## Short task
Lines holding the string "houses" are the ones to copy; find them all in the data.

## Task material
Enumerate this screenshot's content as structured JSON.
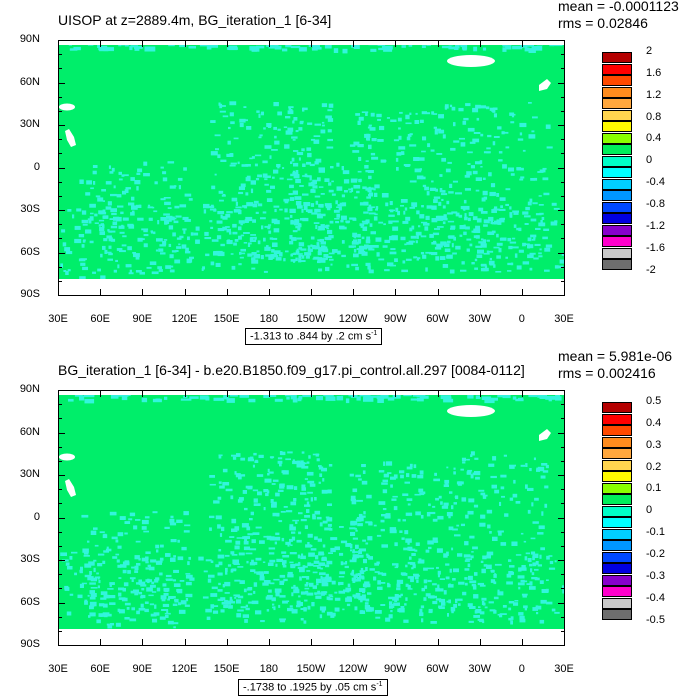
{
  "chart_data": [
    {
      "type": "heatmap",
      "title": "UISOP at z=2889.4m, BG_iteration_1 [6-34]",
      "mean_label": "mean = -0.0001123",
      "rms_label": "rms = 0.02846",
      "x_ticks": [
        "30E",
        "60E",
        "90E",
        "120E",
        "150E",
        "180",
        "150W",
        "120W",
        "90W",
        "60W",
        "30W",
        "0",
        "30E"
      ],
      "y_ticks": [
        "90N",
        "60N",
        "30N",
        "0",
        "30S",
        "60S",
        "90S"
      ],
      "legend_levels": [
        "2",
        "1.6",
        "1.2",
        "0.8",
        "0.4",
        "0",
        "-0.4",
        "-0.8",
        "-1.2",
        "-1.6",
        "-2"
      ],
      "legend_colors": [
        "#b40000",
        "#ff0000",
        "#ff4a00",
        "#ff8c1e",
        "#ffa73d",
        "#ffd54f",
        "#fffa00",
        "#8aff00",
        "#00ee5a",
        "#00ffc8",
        "#00ffff",
        "#00d0ff",
        "#0096ff",
        "#0048ff",
        "#0000e0",
        "#8800cc",
        "#ff00cc",
        "#c8c8c8",
        "#6e6e6e"
      ],
      "range_text": "-1.313 to .844 by .2 cm s",
      "range_unit_exp": "-1"
    },
    {
      "type": "heatmap",
      "title": "BG_iteration_1 [6-34] - b.e20.B1850.f09_g17.pi_control.all.297 [0084-0112]",
      "mean_label": "mean = 5.981e-06",
      "rms_label": "rms = 0.002416",
      "x_ticks": [
        "30E",
        "60E",
        "90E",
        "120E",
        "150E",
        "180",
        "150W",
        "120W",
        "90W",
        "60W",
        "30W",
        "0",
        "30E"
      ],
      "y_ticks": [
        "90N",
        "60N",
        "30N",
        "0",
        "30S",
        "60S",
        "90S"
      ],
      "legend_levels": [
        "0.5",
        "0.4",
        "0.3",
        "0.2",
        "0.1",
        "0",
        "-0.1",
        "-0.2",
        "-0.3",
        "-0.4",
        "-0.5"
      ],
      "legend_colors": [
        "#b40000",
        "#ff0000",
        "#ff4a00",
        "#ff8c1e",
        "#ffa73d",
        "#ffd54f",
        "#fffa00",
        "#8aff00",
        "#00ee5a",
        "#00ffc8",
        "#00ffff",
        "#00d0ff",
        "#0096ff",
        "#0048ff",
        "#0000e0",
        "#8800cc",
        "#ff00cc",
        "#c8c8c8",
        "#6e6e6e"
      ],
      "range_text": "-.1738 to .1925 by .05 cm s",
      "range_unit_exp": "-1"
    }
  ],
  "colors": {
    "field_main": "#00ee6a",
    "field_anomaly": "#33f5dd",
    "land_mask": "#ffffff"
  }
}
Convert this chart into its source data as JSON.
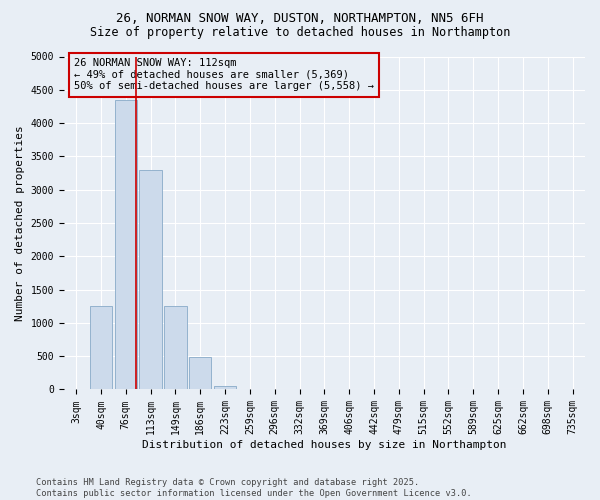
{
  "title_line1": "26, NORMAN SNOW WAY, DUSTON, NORTHAMPTON, NN5 6FH",
  "title_line2": "Size of property relative to detached houses in Northampton",
  "xlabel": "Distribution of detached houses by size in Northampton",
  "ylabel": "Number of detached properties",
  "footnote": "Contains HM Land Registry data © Crown copyright and database right 2025.\nContains public sector information licensed under the Open Government Licence v3.0.",
  "categories": [
    "3sqm",
    "40sqm",
    "76sqm",
    "113sqm",
    "149sqm",
    "186sqm",
    "223sqm",
    "259sqm",
    "296sqm",
    "332sqm",
    "369sqm",
    "406sqm",
    "442sqm",
    "479sqm",
    "515sqm",
    "552sqm",
    "589sqm",
    "625sqm",
    "662sqm",
    "698sqm",
    "735sqm"
  ],
  "values": [
    0,
    1250,
    4350,
    3300,
    1250,
    490,
    50,
    10,
    5,
    3,
    2,
    1,
    1,
    0,
    0,
    0,
    0,
    0,
    0,
    0,
    0
  ],
  "bar_color": "#ccdaeb",
  "bar_edge_color": "#88aac8",
  "vline_x_index": 2.42,
  "vline_color": "#cc0000",
  "annotation_text": "26 NORMAN SNOW WAY: 112sqm\n← 49% of detached houses are smaller (5,369)\n50% of semi-detached houses are larger (5,558) →",
  "annotation_box_color": "#cc0000",
  "ylim": [
    0,
    5000
  ],
  "yticks": [
    0,
    500,
    1000,
    1500,
    2000,
    2500,
    3000,
    3500,
    4000,
    4500,
    5000
  ],
  "background_color": "#e8eef5",
  "grid_color": "#ffffff",
  "title_fontsize": 9,
  "subtitle_fontsize": 8.5,
  "axis_label_fontsize": 8,
  "tick_fontsize": 7,
  "annotation_fontsize": 7.5
}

## Exercise response
  "title_line2": "Size of property relative to detached houses in Northampton",
  "xlabel": "Distribution of detached houses by size in Northampton",
  "annotation_text": "26 NORMAN SNOW WAY: 112sqm\n← 49% of detached houses are smaller (5,369)\n50% of semi-detached houses are larger (5,558) →",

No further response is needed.